======== TASK MATERIAL ========
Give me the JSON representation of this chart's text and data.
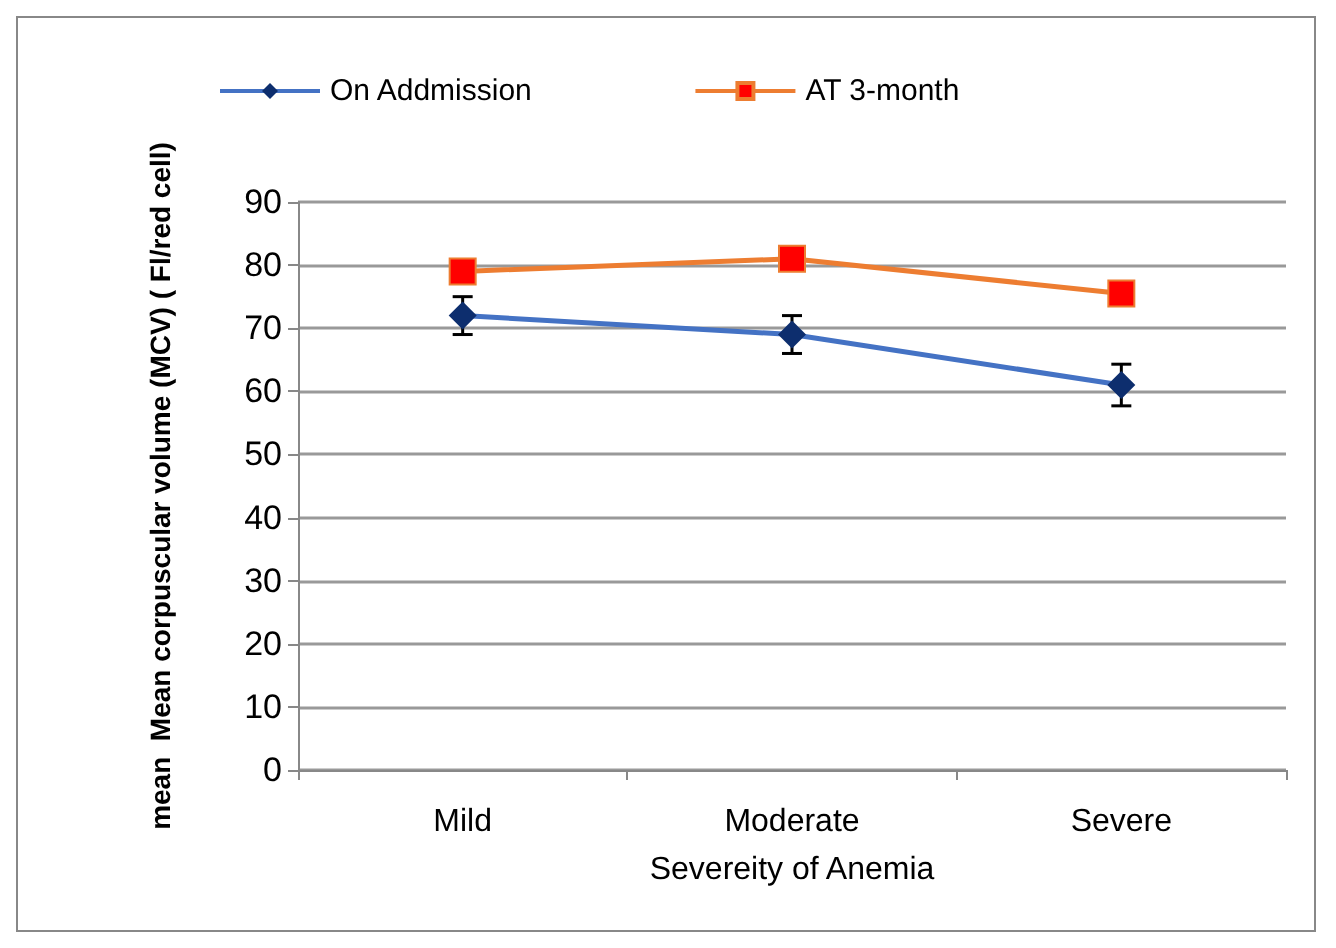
{
  "chart_data": {
    "type": "line",
    "xlabel": "Severeity of Anemia",
    "ylabel": "mean  Mean corpuscular volume (MCV) ( Fl/red cell)",
    "categories": [
      "Mild",
      "Moderate",
      "Severe"
    ],
    "series": [
      {
        "name": "On Addmission",
        "color": "#4472c4",
        "values": [
          72,
          69,
          61
        ],
        "errors": [
          3,
          3,
          3.3
        ],
        "marker": "diamond"
      },
      {
        "name": "AT 3-month",
        "color": "#ed7d31",
        "values": [
          79,
          81,
          75.5
        ],
        "marker": "square"
      }
    ],
    "ylim": [
      0,
      90
    ],
    "yticks": [
      0,
      10,
      20,
      30,
      40,
      50,
      60,
      70,
      80,
      90
    ],
    "grid": "y",
    "legend": "top left"
  }
}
========
## PROMPT
Repeat each entry exactly as it appears; skip any picture.

## EXERCISE RESPONSE
Give me the JSON representation of this chart's text and data.
{
  "chart_data": {
    "type": "line",
    "xlabel": "Severeity of Anemia",
    "ylabel": "mean  Mean corpuscular volume (MCV) ( Fl/red cell)",
    "categories": [
      "Mild",
      "Moderate",
      "Severe"
    ],
    "series": [
      {
        "name": "On Addmission",
        "color": "#4472c4",
        "values": [
          72,
          69,
          61
        ],
        "errors": [
          3,
          3,
          3.3
        ],
        "marker": "diamond"
      },
      {
        "name": "AT 3-month",
        "color": "#ed7d31",
        "values": [
          79,
          81,
          75.5
        ],
        "marker": "square"
      }
    ],
    "ylim": [
      0,
      90
    ],
    "yticks": [
      0,
      10,
      20,
      30,
      40,
      50,
      60,
      70,
      80,
      90
    ],
    "grid": "y",
    "legend": "top left"
  }
}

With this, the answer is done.